YOUR INSTRUCTIONS
Go through the material below and count the lines with the string "弥补办公经费"; the number is the whole answer.

DATA LINES
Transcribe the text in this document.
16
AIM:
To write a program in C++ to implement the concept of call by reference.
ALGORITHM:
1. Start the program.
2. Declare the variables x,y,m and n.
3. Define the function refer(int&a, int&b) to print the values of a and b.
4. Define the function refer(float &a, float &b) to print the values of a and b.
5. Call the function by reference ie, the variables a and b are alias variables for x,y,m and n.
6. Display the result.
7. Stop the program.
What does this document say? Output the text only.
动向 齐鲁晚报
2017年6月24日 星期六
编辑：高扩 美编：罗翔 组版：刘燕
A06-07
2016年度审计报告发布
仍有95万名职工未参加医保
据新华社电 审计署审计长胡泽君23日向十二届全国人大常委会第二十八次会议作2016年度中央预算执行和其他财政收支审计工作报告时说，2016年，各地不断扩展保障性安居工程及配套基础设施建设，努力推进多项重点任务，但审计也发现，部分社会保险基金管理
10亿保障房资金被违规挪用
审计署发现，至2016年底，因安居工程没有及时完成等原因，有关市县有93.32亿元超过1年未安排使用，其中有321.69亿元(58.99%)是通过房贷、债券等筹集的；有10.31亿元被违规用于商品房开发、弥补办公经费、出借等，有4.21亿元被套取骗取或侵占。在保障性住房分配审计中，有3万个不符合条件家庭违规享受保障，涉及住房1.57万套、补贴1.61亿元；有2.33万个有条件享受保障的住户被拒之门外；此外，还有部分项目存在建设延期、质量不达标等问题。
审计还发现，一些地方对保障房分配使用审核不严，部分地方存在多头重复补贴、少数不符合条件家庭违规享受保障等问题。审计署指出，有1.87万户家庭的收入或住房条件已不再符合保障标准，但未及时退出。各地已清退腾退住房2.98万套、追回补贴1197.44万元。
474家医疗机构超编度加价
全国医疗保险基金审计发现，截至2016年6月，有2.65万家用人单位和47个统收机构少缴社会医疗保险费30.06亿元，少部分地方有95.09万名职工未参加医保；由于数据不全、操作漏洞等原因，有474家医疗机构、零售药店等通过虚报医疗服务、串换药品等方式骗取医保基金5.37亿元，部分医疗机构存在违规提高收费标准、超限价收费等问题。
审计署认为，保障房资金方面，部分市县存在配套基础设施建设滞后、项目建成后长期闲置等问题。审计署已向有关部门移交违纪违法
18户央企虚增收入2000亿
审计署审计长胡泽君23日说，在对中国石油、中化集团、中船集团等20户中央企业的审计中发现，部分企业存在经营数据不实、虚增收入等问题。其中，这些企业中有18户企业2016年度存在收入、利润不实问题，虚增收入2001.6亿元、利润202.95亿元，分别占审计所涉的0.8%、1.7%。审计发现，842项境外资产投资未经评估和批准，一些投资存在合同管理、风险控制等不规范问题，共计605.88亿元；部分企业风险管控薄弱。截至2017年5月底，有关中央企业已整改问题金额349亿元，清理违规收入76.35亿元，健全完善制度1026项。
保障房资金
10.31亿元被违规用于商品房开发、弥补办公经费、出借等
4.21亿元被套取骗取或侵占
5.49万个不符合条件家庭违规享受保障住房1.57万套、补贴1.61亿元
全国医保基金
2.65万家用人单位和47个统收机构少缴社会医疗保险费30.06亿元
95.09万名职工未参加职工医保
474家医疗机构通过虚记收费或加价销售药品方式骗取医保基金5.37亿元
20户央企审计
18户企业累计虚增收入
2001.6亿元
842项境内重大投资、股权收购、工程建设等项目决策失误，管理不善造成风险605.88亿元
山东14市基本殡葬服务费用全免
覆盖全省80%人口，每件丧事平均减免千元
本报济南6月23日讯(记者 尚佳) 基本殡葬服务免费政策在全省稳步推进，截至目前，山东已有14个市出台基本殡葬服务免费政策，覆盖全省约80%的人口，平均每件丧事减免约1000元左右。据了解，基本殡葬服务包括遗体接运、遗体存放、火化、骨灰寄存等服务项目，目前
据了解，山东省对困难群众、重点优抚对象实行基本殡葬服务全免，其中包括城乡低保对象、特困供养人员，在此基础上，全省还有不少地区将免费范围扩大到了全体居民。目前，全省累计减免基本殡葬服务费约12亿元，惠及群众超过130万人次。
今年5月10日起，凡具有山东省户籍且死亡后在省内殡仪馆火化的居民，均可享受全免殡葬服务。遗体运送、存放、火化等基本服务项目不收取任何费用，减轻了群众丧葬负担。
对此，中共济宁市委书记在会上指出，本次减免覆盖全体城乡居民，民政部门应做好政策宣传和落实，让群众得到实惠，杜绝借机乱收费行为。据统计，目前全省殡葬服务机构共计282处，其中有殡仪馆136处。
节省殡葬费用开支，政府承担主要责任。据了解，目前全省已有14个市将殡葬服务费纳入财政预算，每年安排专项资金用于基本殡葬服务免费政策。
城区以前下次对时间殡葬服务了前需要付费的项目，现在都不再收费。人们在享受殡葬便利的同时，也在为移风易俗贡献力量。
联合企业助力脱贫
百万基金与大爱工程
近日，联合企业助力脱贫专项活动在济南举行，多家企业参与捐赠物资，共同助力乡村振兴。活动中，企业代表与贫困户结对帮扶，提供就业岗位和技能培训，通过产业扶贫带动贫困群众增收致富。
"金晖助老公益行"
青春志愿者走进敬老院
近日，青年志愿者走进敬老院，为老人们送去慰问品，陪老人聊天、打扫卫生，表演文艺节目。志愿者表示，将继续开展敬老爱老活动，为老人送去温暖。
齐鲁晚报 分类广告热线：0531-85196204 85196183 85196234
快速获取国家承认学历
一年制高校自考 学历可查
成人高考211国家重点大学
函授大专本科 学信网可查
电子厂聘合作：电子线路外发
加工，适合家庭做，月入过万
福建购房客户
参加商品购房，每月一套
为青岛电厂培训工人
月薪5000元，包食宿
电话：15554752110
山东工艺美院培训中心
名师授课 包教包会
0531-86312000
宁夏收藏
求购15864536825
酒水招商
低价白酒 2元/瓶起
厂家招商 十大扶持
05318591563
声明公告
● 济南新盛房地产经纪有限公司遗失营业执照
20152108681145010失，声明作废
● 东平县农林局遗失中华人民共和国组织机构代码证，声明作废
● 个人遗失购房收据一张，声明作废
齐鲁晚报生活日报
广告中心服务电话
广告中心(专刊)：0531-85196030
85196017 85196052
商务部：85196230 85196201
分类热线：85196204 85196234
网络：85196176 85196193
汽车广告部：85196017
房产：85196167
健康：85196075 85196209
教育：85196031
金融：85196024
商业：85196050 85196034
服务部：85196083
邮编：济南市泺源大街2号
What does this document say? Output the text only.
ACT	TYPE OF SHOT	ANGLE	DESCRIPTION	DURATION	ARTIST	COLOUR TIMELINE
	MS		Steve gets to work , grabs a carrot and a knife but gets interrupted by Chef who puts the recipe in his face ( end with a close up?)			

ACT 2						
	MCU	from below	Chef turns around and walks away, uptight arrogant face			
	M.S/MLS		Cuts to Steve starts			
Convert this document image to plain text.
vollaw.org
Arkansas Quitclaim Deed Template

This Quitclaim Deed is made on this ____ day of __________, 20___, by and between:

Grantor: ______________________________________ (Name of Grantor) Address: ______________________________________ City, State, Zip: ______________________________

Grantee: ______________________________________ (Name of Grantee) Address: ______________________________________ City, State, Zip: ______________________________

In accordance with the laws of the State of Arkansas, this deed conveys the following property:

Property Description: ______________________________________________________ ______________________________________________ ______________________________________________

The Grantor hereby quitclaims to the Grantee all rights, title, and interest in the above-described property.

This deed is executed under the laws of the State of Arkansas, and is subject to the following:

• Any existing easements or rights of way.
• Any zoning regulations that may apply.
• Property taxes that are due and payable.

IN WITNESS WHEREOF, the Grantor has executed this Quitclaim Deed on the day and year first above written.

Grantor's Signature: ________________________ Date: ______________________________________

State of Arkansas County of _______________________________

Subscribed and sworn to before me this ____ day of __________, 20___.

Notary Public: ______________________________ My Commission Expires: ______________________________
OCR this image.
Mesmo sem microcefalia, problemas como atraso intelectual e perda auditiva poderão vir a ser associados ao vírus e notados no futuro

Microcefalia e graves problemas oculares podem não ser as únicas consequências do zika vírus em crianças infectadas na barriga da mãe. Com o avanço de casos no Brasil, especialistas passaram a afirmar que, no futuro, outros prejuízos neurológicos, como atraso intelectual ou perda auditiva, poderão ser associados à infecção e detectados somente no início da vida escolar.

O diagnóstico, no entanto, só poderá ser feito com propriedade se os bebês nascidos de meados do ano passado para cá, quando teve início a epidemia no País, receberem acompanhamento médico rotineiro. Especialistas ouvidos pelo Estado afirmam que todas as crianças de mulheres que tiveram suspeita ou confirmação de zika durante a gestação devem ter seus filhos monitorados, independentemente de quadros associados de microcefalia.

OUTPUT BELOW
2